Data rows:

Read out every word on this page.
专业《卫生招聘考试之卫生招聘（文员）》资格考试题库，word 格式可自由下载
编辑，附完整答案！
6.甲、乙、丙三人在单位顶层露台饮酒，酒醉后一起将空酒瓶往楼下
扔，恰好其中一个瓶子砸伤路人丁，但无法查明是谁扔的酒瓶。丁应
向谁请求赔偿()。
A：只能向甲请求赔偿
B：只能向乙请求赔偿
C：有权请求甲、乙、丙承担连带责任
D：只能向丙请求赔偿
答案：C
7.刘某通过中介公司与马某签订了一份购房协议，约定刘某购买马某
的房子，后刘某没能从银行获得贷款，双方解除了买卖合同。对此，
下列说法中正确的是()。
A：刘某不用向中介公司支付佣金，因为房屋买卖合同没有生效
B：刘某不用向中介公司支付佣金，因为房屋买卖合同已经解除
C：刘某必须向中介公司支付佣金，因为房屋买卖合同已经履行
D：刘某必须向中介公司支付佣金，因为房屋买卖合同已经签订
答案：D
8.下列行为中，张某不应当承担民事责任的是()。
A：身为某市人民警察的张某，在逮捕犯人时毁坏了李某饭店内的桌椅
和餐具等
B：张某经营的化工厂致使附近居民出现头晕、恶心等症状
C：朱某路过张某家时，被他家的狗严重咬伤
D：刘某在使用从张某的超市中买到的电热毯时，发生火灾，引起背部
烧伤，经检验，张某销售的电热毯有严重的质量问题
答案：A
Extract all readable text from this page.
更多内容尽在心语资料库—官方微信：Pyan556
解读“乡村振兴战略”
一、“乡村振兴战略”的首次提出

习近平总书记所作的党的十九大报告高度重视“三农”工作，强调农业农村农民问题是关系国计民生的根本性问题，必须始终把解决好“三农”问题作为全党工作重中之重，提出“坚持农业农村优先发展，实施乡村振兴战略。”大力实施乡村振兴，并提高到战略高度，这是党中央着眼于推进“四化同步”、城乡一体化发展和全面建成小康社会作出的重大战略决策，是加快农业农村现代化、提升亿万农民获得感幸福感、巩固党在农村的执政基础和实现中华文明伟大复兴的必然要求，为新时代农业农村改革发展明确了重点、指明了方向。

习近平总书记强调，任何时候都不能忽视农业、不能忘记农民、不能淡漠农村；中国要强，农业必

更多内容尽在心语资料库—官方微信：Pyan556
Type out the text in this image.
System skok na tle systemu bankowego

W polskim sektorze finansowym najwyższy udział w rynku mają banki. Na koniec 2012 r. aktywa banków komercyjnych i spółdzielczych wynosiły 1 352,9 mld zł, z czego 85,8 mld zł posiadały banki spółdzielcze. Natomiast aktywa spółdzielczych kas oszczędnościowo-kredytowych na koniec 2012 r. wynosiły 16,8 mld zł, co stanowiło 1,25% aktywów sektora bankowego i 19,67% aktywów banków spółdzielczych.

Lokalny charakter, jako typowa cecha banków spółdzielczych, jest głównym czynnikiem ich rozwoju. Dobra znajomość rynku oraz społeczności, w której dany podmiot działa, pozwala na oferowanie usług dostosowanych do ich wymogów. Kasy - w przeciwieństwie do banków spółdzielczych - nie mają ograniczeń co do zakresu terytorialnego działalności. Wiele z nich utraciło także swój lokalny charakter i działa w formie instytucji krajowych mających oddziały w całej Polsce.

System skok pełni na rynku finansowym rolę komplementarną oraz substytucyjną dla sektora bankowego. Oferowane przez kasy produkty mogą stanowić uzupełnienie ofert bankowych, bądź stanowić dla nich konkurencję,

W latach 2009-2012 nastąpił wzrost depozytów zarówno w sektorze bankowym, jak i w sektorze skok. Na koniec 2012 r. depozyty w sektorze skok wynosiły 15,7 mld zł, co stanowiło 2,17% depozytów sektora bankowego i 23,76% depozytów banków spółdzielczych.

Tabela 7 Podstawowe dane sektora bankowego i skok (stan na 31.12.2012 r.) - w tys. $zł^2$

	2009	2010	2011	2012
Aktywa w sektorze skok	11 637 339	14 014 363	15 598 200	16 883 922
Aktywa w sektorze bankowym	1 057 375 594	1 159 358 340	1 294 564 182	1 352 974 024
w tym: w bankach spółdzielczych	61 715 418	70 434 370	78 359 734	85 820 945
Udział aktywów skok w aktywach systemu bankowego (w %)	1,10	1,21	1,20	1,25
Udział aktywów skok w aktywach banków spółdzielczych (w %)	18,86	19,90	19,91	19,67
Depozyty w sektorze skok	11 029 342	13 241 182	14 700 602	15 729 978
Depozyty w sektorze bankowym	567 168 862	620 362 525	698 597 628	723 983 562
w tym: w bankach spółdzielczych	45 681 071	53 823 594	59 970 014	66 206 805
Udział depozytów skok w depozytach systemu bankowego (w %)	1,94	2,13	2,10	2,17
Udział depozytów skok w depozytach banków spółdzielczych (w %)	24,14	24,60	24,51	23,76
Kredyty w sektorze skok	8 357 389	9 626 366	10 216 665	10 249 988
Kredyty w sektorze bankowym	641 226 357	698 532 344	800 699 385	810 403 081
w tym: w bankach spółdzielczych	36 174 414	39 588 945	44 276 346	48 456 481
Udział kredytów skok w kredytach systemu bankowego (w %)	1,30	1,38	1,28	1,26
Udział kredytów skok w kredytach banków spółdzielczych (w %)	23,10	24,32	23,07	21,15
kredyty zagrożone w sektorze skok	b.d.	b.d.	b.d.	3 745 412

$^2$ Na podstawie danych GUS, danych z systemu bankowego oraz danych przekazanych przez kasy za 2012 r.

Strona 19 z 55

Task instructions:
Make an exact copy of every line in the data.

Finished exercise:
Read out every word on this page.
专业《卫生招聘考试之卫生招聘（文员）》资格考试题库，word 格式可自由下载
编辑，附完整答案！
6.甲、乙、丙三人在单位顶层露台饮酒，酒醉后一起将空酒瓶往楼下
扔，恰好其中一个瓶子砸伤路人丁，但无法查明是谁扔的酒瓶。丁应
向谁请求赔偿()。
A：只能向甲请求赔偿
B：只能向乙请求赔偿
C：有权请求甲、乙、丙承担连带责任
D：只能向丙请求赔偿
答案：C
7.刘某通过中介公司与马某签订了一份购房协议，约定刘某购买马某
的房子，后刘某没能从银行获得贷款，双方解除了买卖合同。对此，
下列说法中正确的是()。
A：刘某不用向中介公司支付佣金，因为房屋买卖合同没有生效
B：刘某不用向中介公司支付佣金，因为房屋买卖合同已经解除
C：刘某必须向中介公司支付佣金，因为房屋买卖合同已经履行
D：刘某必须向中介公司支付佣金，因为房屋买卖合同已经签订
答案：D
8.下列行为中，张某不应当承担民事责任的是()。
A：身为某市人民警察的张某，在逮捕犯人时毁坏了李某饭店内的桌椅
和餐具等
B：张某经营的化工厂致使附近居民出现头晕、恶心等症状
C：朱某路过张某家时，被他家的狗严重咬伤
D：刘某在使用从张某的超市中买到的电热毯时，发生火灾，引起背部
烧伤，经检验，张某销售的电热毯有严重的质量问题
答案：A
Extract all readable text from this page.
更多内容尽在心语资料库—官方微信：Pyan556
解读“乡村振兴战略”
一、“乡村振兴战略”的首次提出

习近平总书记所作的党的十九大报告高度重视“三农”工作，强调农业农村农民问题是关系国计民生的根本性问题，必须始终把解决好“三农”问题作为全党工作重中之重，提出“坚持农业农村优先发展，实施乡村振兴战略。”大力实施乡村振兴，并提高到战略高度，这是党中央着眼于推进“四化同步”、城乡一体化发展和全面建成小康社会作出的重大战略决策，是加快农业农村现代化、提升亿万农民获得感幸福感、巩固党在农村的执政基础和实现中华文明伟大复兴的必然要求，为新时代农业农村改革发展明确了重点、指明了方向。

习近平总书记强调，任何时候都不能忽视农业、不能忘记农民、不能淡漠农村；中国要强，农业必

更多内容尽在心语资料库—官方微信：Pyan556
Type out the text in this image.
System skok na tle systemu bankowego

W polskim sektorze finansowym najwyższy udział w rynku mają banki. Na koniec 2012 r. aktywa banków komercyjnych i spółdzielczych wynosiły 1 352,9 mld zł, z czego 85,8 mld zł posiadały banki spółdzielcze. Natomiast aktywa spółdzielczych kas oszczędnościowo-kredytowych na koniec 2012 r. wynosiły 16,8 mld zł, co stanowiło 1,25% aktywów sektora bankowego i 19,67% aktywów banków spółdzielczych.

Lokalny charakter, jako typowa cecha banków spółdzielczych, jest głównym czynnikiem ich rozwoju. Dobra znajomość rynku oraz społeczności, w której dany podmiot działa, pozwala na oferowanie usług dostosowanych do ich wymogów. Kasy - w przeciwieństwie do banków spółdzielczych - nie mają ograniczeń co do zakresu terytorialnego działalności. Wiele z nich utraciło także swój lokalny charakter i działa w formie instytucji krajowych mających oddziały w całej Polsce.

System skok pełni na rynku finansowym rolę komplementarną oraz substytucyjną dla sektora bankowego. Oferowane przez kasy produkty mogą stanowić uzupełnienie ofert bankowych, bądź stanowić dla nich konkurencję,

W latach 2009-2012 nastąpił wzrost depozytów zarówno w sektorze bankowym, jak i w sektorze skok. Na koniec 2012 r. depozyty w sektorze skok wynosiły 15,7 mld zł, co stanowiło 2,17% depozytów sektora bankowego i 23,76% depozytów banków spółdzielczych.

Tabela 7 Podstawowe dane sektora bankowego i skok (stan na 31.12.2012 r.) - w tys. $zł^2$

	2009	2010	2011	2012
Aktywa w sektorze skok	11 637 339	14 014 363	15 598 200	16 883 922
Aktywa w sektorze bankowym	1 057 375 594	1 159 358 340	1 294 564 182	1 352 974 024
w tym: w bankach spółdzielczych	61 715 418	70 434 370	78 359 734	85 820 945
Udział aktywów skok w aktywach systemu bankowego (w %)	1,10	1,21	1,20	1,25
Udział aktywów skok w aktywach banków spółdzielczych (w %)	18,86	19,90	19,91	19,67
Depozyty w sektorze skok	11 029 342	13 241 182	14 700 602	15 729 978
Depozyty w sektorze bankowym	567 168 862	620 362 525	698 597 628	723 983 562
w tym: w bankach spółdzielczych	45 681 071	53 823 594	59 970 014	66 206 805
Udział depozytów skok w depozytach systemu bankowego (w %)	1,94	2,13	2,10	2,17
Udział depozytów skok w depozytach banków spółdzielczych (w %)	24,14	24,60	24,51	23,76
Kredyty w sektorze skok	8 357 389	9 626 366	10 216 665	10 249 988
Kredyty w sektorze bankowym	641 226 357	698 532 344	800 699 385	810 403 081
w tym: w bankach spółdzielczych	36 174 414	39 588 945	44 276 346	48 456 481
Udział kredytów skok w kredytach systemu bankowego (w %)	1,30	1,38	1,28	1,26
Udział kredytów skok w kredytach banków spółdzielczych (w %)	23,10	24,32	23,07	21,15
kredyty zagrożone w sektorze skok	b.d.	b.d.	b.d.	3 745 412

$^2$ Na podstawie danych GUS, danych z systemu bankowego oraz danych przekazanych przez kasy za 2012 r.

Strona 19 z 55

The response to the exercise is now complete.